_Short problem_
Go through the entries one line at a time, and gather every line that has the word "Çarşamba".

_Dataset_
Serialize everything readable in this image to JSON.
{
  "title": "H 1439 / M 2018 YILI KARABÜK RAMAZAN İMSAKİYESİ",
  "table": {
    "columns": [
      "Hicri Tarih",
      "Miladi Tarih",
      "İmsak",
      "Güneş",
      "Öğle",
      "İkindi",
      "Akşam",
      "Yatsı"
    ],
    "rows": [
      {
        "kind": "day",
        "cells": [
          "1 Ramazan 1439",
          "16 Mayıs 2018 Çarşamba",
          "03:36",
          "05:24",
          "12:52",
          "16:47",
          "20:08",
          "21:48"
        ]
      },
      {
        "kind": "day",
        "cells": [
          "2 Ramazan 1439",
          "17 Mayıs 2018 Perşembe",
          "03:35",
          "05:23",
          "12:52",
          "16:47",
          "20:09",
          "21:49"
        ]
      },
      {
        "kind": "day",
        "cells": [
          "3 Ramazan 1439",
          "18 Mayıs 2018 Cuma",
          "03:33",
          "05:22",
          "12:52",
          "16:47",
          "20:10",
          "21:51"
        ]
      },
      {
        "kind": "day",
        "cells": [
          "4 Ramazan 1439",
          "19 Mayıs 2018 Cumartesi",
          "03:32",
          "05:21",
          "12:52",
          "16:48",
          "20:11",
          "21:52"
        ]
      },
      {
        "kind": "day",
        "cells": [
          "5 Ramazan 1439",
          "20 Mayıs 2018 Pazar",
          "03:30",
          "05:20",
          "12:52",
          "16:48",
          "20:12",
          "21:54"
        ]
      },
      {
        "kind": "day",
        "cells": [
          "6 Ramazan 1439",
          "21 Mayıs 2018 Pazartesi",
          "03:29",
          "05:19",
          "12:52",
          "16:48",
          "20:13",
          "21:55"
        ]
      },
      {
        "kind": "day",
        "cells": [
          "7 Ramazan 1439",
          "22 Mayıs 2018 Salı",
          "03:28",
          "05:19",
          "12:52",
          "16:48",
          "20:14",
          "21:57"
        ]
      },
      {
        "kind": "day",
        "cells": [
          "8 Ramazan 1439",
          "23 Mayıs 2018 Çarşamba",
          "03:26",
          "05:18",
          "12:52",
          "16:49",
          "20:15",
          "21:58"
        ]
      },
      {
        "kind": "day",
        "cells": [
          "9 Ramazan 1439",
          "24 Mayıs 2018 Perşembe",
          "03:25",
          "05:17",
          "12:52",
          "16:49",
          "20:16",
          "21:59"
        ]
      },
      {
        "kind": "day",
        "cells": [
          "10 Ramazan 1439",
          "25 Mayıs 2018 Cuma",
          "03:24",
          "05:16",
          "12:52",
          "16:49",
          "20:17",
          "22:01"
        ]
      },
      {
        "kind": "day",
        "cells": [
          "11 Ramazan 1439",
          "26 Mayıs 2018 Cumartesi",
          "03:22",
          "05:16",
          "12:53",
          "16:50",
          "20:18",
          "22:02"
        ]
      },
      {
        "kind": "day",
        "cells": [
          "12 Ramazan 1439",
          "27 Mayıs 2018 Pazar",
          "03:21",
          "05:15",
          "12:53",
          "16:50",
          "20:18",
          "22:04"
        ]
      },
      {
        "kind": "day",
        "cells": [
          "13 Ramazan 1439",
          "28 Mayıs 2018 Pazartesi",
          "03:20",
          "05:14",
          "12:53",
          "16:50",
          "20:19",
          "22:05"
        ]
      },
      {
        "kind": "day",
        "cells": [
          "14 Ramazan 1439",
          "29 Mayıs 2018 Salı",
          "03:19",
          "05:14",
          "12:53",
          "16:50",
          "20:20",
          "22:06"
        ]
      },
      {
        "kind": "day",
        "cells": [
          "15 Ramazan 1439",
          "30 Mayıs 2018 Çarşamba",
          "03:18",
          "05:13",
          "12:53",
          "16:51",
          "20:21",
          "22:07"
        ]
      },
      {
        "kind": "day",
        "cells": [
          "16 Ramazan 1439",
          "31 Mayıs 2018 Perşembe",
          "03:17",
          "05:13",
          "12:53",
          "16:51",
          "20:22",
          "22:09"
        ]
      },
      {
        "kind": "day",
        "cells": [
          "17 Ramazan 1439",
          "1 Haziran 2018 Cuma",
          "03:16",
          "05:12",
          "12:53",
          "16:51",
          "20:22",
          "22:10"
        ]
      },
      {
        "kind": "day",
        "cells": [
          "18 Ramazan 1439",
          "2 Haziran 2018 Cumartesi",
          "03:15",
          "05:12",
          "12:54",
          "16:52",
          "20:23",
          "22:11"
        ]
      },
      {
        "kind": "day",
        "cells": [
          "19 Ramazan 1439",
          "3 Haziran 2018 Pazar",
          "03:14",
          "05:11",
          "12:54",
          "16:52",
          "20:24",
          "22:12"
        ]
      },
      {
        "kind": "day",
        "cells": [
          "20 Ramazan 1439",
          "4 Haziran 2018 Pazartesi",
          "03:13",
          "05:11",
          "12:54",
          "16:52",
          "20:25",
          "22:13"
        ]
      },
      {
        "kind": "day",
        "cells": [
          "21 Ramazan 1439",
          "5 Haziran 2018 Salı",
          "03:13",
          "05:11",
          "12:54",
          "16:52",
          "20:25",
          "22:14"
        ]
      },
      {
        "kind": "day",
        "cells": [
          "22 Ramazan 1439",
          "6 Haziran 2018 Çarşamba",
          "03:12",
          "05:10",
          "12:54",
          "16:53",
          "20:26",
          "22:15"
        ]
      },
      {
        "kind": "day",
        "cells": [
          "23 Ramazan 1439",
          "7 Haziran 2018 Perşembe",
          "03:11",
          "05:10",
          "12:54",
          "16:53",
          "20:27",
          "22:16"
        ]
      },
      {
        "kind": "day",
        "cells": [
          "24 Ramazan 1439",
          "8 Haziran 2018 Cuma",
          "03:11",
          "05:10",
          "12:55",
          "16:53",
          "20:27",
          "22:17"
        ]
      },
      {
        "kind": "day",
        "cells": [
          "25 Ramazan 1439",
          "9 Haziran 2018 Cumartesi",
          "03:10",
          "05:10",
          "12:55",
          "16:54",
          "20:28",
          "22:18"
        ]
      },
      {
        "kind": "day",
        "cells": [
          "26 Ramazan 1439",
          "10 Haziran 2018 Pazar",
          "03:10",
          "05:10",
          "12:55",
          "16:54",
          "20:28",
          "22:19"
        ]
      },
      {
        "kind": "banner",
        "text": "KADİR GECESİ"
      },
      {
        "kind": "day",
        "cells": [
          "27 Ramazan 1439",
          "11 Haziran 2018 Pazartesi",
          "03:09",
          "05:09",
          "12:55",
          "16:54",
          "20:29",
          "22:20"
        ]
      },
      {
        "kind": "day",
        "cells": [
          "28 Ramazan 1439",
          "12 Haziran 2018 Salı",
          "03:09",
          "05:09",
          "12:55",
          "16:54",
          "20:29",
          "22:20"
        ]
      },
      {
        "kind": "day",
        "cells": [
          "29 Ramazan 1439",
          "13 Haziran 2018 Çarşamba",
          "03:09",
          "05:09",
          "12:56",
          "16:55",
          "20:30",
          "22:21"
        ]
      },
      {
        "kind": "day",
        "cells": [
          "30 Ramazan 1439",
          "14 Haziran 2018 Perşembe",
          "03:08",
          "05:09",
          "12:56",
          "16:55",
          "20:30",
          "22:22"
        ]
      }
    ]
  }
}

_Exercise answer_
          "16 Mayıs 2018 Çarşamba",
          "23 Mayıs 2018 Çarşamba",
          "30 Mayıs 2018 Çarşamba",
          "6 Haziran 2018 Çarşamba",
          "13 Haziran 2018 Çarşamba",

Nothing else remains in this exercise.